* [Aim of the exercise] Set the data down again, exactly as it appears below.

* [Information provided]

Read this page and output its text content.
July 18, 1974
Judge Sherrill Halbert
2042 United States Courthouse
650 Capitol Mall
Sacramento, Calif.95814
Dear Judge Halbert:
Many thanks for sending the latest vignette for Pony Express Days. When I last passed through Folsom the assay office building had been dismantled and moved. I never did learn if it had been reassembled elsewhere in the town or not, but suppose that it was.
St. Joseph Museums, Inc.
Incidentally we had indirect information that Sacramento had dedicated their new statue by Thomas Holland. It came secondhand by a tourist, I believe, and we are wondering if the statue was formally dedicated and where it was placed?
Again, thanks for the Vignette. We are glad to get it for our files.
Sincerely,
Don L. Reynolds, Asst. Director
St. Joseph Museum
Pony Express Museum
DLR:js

* [Response to this exercise]
Read this page and output its text content.
July 18, 1974
Judge Sherrill Halbert
2042 United States Courthouse
650 Capitol Mall
Sacramento, Calif.95814
Dear Judge Halbert:
Many thanks for sending the latest vignette for Pony Express Days. When I last passed through Folsom the assay office building had been dismantled and moved. I never did learn if it had been reassembled elsewhere in the town or not, but suppose that it was.
St. Joseph Museums, Inc.
Incidentally we had indirect information that Sacramento had dedicated their new statue by Thomas Holland. It came secondhand by a tourist, I believe, and we are wondering if the statue was formally dedicated and where it was placed?
Again, thanks for the Vignette. We are glad to get it for our files.
Sincerely,
Don L. Reynolds, Asst. Director
St. Joseph Museum
Pony Express Museum
DLR:js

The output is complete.